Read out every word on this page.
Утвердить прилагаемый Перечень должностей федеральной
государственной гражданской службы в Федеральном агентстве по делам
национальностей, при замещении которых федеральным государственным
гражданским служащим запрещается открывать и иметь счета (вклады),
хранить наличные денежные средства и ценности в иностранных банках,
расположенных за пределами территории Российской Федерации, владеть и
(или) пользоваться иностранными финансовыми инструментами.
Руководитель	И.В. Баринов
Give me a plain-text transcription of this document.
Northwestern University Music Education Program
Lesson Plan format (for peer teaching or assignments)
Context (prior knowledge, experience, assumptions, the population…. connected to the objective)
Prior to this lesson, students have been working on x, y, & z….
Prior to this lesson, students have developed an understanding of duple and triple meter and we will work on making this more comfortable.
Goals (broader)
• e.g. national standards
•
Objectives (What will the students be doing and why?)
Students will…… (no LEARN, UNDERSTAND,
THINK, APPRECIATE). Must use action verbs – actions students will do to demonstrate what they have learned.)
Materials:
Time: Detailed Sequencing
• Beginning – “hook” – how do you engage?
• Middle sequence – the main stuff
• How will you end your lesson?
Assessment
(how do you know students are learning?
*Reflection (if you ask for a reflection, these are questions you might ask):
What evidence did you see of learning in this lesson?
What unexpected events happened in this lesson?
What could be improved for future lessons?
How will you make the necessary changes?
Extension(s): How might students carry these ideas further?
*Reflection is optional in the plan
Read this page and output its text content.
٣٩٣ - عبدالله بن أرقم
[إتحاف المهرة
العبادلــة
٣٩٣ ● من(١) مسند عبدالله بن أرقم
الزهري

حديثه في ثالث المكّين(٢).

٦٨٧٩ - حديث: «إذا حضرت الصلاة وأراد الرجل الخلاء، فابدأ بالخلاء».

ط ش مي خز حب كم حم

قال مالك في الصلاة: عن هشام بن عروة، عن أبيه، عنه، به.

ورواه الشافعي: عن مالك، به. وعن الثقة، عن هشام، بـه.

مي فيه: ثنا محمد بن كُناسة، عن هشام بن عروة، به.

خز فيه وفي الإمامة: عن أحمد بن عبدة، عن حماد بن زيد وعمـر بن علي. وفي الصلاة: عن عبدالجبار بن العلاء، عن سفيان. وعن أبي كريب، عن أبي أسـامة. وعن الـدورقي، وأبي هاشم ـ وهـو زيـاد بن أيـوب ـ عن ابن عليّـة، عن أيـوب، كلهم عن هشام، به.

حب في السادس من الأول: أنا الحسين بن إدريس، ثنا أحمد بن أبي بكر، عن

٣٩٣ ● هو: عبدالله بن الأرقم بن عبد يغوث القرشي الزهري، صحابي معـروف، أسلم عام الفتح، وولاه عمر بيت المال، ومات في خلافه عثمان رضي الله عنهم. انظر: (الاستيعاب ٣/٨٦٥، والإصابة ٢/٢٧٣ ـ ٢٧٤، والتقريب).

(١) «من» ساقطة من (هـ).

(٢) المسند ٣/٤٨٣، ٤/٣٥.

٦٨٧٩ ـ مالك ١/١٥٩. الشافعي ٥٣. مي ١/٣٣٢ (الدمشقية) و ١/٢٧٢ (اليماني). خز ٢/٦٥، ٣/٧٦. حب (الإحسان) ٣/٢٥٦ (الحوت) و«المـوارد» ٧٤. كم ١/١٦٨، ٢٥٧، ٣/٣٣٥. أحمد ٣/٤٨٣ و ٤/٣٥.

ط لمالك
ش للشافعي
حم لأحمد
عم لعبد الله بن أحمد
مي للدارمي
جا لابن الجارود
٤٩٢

□ □ □ □

**What you have to do:** Reproduce the entries above in full by retyping them exactly.

**Response to the task:**
Read out every word on this page.
Утвердить прилагаемый Перечень должностей федеральной
государственной гражданской службы в Федеральном агентстве по делам
национальностей, при замещении которых федеральным государственным
гражданским служащим запрещается открывать и иметь счета (вклады),
хранить наличные денежные средства и ценности в иностранных банках,
расположенных за пределами территории Российской Федерации, владеть и
(или) пользоваться иностранными финансовыми инструментами.
Руководитель	И.В. Баринов
Give me a plain-text transcription of this document.
Northwestern University Music Education Program
Lesson Plan format (for peer teaching or assignments)
Context (prior knowledge, experience, assumptions, the population…. connected to the objective)
Prior to this lesson, students have been working on x, y, & z….
Prior to this lesson, students have developed an understanding of duple and triple meter and we will work on making this more comfortable.
Goals (broader)
• e.g. national standards
•
Objectives (What will the students be doing and why?)
Students will…… (no LEARN, UNDERSTAND,
THINK, APPRECIATE). Must use action verbs – actions students will do to demonstrate what they have learned.)
Materials:
Time: Detailed Sequencing
• Beginning – “hook” – how do you engage?
• Middle sequence – the main stuff
• How will you end your lesson?
Assessment
(how do you know students are learning?
*Reflection (if you ask for a reflection, these are questions you might ask):
What evidence did you see of learning in this lesson?
What unexpected events happened in this lesson?
What could be improved for future lessons?
How will you make the necessary changes?
Extension(s): How might students carry these ideas further?
*Reflection is optional in the plan
Read this page and output its text content.
٣٩٣ - عبدالله بن أرقم
[إتحاف المهرة
العبادلــة
٣٩٣ ● من(١) مسند عبدالله بن أرقم
الزهري

حديثه في ثالث المكّين(٢).

٦٨٧٩ - حديث: «إذا حضرت الصلاة وأراد الرجل الخلاء، فابدأ بالخلاء».

ط ش مي خز حب كم حم

قال مالك في الصلاة: عن هشام بن عروة، عن أبيه، عنه، به.

ورواه الشافعي: عن مالك، به. وعن الثقة، عن هشام، بـه.

مي فيه: ثنا محمد بن كُناسة، عن هشام بن عروة، به.

خز فيه وفي الإمامة: عن أحمد بن عبدة، عن حماد بن زيد وعمـر بن علي. وفي الصلاة: عن عبدالجبار بن العلاء، عن سفيان. وعن أبي كريب، عن أبي أسـامة. وعن الـدورقي، وأبي هاشم ـ وهـو زيـاد بن أيـوب ـ عن ابن عليّـة، عن أيـوب، كلهم عن هشام، به.

حب في السادس من الأول: أنا الحسين بن إدريس، ثنا أحمد بن أبي بكر، عن

٣٩٣ ● هو: عبدالله بن الأرقم بن عبد يغوث القرشي الزهري، صحابي معـروف، أسلم عام الفتح، وولاه عمر بيت المال، ومات في خلافه عثمان رضي الله عنهم. انظر: (الاستيعاب ٣/٨٦٥، والإصابة ٢/٢٧٣ ـ ٢٧٤، والتقريب).

(١) «من» ساقطة من (هـ).

(٢) المسند ٣/٤٨٣، ٤/٣٥.

٦٨٧٩ ـ مالك ١/١٥٩. الشافعي ٥٣. مي ١/٣٣٢ (الدمشقية) و ١/٢٧٢ (اليماني). خز ٢/٦٥، ٣/٧٦. حب (الإحسان) ٣/٢٥٦ (الحوت) و«المـوارد» ٧٤. كم ١/١٦٨، ٢٥٧، ٣/٣٣٥. أحمد ٣/٤٨٣ و ٤/٣٥.

ط لمالك
ش للشافعي
حم لأحمد
عم لعبد الله بن أحمد
مي للدارمي
جا لابن الجارود
٤٩٢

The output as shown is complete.